● Do this
List all lines in the material below that contain "resigns".

· · · ·

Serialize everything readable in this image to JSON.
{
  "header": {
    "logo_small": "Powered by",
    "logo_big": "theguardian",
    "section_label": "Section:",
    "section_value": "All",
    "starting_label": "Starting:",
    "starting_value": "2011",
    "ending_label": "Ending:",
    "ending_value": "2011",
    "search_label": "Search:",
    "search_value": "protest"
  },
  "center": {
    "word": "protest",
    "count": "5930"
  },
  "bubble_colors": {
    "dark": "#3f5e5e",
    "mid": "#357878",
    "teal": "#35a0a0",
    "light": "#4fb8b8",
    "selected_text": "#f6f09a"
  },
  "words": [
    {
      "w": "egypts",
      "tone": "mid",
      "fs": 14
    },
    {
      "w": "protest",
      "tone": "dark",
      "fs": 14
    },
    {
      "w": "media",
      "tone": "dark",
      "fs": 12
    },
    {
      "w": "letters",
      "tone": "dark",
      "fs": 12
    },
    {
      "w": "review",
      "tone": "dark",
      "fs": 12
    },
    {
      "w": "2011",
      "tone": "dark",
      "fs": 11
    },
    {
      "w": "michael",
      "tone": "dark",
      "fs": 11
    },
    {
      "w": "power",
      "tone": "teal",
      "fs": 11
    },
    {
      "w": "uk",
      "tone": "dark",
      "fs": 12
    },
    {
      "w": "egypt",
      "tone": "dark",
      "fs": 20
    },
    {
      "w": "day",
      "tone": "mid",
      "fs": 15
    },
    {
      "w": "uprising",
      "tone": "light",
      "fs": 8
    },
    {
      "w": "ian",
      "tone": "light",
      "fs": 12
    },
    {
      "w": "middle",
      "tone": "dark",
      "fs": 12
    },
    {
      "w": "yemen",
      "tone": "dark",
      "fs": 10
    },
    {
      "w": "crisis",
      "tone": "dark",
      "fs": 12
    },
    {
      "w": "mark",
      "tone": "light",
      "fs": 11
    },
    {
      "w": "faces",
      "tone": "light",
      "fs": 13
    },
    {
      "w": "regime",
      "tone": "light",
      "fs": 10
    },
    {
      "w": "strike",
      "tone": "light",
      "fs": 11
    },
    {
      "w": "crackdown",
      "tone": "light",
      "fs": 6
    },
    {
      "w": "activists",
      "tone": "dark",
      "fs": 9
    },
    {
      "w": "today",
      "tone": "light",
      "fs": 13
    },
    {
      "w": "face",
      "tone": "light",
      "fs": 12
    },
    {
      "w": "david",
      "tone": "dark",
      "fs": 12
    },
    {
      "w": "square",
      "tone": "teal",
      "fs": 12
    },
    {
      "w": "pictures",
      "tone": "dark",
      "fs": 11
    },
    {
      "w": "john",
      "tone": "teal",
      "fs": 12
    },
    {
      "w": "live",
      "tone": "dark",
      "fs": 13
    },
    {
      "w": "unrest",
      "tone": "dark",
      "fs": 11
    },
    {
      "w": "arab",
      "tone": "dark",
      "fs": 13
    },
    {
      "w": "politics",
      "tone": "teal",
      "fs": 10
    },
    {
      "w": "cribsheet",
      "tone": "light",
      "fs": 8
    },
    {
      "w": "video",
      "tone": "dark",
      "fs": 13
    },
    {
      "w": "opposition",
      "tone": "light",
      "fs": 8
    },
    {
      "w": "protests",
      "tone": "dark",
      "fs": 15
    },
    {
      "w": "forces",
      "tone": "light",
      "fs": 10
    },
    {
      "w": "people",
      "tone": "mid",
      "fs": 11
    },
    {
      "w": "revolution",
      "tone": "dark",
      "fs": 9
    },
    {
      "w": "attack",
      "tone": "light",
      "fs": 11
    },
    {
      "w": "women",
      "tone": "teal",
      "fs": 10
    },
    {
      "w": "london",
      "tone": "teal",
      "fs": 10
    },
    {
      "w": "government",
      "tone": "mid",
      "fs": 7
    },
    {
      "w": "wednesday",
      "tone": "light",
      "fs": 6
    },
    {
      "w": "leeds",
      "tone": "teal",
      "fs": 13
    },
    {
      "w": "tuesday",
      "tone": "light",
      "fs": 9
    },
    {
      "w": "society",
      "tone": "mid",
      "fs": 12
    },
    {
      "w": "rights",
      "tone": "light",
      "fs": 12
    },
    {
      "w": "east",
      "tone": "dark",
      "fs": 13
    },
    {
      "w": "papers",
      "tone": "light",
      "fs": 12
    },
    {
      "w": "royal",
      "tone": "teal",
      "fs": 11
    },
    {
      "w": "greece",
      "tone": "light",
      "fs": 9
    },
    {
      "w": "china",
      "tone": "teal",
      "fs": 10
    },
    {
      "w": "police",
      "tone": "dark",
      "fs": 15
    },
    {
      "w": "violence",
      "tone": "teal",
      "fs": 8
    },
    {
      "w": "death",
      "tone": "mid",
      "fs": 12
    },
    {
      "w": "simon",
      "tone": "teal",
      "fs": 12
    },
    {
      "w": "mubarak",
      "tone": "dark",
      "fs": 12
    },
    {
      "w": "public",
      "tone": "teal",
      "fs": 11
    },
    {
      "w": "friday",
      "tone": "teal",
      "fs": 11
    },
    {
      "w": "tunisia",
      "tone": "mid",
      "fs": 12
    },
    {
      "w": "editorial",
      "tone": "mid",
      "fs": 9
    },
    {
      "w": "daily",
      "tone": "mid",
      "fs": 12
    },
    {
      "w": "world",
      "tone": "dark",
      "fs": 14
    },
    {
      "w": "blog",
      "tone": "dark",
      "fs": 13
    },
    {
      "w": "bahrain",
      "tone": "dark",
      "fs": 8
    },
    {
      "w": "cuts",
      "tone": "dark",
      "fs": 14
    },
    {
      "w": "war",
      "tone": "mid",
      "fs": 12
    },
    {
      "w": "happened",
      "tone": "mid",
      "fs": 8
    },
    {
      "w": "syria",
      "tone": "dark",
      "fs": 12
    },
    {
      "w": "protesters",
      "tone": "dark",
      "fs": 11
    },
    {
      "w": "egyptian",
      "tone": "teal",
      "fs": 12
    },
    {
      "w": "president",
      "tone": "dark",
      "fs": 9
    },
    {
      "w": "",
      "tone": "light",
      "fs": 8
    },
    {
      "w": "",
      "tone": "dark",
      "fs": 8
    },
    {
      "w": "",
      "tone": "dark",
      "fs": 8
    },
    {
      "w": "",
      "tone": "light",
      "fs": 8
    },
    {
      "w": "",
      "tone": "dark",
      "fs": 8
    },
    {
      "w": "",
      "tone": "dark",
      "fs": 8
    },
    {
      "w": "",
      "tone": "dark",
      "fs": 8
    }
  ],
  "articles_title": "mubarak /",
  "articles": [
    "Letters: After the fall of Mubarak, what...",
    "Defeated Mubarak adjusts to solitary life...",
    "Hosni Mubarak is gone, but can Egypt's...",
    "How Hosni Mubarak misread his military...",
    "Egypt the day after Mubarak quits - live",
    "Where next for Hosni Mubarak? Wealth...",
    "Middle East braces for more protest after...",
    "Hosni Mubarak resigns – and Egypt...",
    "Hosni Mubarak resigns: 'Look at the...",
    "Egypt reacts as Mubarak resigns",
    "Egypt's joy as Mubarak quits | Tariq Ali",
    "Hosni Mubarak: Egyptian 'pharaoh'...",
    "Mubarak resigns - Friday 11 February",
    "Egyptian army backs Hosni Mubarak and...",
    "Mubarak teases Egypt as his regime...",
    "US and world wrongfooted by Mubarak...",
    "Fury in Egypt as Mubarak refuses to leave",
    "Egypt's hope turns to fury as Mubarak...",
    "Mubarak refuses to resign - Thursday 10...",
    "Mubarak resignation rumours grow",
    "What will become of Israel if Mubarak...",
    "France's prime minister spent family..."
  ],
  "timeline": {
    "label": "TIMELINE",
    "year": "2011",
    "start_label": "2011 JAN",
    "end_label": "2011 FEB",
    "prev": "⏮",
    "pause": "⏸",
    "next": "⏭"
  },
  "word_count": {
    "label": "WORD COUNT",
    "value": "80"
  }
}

· · · ·

● The solution
    "Hosni Mubarak resigns – and Egypt...",
    "Hosni Mubarak resigns: 'Look at the...",
    "Egypt reacts as Mubarak resigns",
    "Mubarak resigns - Friday 11 February",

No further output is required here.